> _What is being asked_: Search the listing below for "приемным". Copy each matching line.

> _Records for the task_:

######

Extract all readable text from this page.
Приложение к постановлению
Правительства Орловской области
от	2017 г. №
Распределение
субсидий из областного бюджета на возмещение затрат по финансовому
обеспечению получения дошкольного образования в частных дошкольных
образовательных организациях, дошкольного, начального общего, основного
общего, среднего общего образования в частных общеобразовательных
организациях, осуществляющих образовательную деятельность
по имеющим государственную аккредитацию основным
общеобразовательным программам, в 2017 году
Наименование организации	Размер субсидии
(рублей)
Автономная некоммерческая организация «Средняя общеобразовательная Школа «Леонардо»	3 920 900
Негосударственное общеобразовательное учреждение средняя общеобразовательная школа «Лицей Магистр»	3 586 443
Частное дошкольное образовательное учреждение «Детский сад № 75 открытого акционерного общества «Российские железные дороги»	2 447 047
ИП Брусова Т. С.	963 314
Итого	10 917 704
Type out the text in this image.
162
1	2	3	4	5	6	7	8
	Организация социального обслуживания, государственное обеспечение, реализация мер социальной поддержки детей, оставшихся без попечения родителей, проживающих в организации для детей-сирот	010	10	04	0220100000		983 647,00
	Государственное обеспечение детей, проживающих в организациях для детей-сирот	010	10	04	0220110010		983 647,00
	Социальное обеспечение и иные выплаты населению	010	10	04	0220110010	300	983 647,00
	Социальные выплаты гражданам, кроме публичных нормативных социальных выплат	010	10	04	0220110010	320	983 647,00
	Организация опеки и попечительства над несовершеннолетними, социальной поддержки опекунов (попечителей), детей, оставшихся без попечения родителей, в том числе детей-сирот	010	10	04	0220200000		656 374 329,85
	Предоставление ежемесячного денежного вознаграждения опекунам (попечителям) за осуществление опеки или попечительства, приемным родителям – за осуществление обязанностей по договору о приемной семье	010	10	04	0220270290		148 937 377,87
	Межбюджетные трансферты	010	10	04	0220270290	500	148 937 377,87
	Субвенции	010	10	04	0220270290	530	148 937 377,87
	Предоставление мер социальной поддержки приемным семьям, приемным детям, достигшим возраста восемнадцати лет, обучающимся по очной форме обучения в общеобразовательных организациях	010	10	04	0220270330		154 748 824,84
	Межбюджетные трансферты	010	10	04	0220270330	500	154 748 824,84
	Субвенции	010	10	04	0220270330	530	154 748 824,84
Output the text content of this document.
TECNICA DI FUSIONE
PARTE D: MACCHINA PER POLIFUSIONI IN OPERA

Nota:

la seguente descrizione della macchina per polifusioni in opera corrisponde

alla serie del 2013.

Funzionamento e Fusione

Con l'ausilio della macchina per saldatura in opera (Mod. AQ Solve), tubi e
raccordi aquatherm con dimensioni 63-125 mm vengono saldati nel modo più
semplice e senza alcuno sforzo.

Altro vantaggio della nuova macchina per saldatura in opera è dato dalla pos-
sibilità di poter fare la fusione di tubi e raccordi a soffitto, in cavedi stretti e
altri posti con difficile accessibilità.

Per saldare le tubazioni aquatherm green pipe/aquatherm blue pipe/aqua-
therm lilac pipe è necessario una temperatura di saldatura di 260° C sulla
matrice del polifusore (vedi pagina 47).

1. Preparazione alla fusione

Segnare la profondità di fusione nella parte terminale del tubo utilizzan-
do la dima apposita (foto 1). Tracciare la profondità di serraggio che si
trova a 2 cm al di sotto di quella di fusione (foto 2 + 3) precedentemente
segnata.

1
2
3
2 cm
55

######

> _Finished answer_:
	Предоставление ежемесячного денежного вознаграждения опекунам (попечителям) за осуществление опеки или попечительства, приемным родителям – за осуществление обязанностей по договору о приемной семье	010	10	04	0220270290		148 937 377,87
	Предоставление мер социальной поддержки приемным семьям, приемным детям, достигшим возраста восемнадцати лет, обучающимся по очной форме обучения в общеобразовательных организациях	010	10	04	0220270330		154 748 824,84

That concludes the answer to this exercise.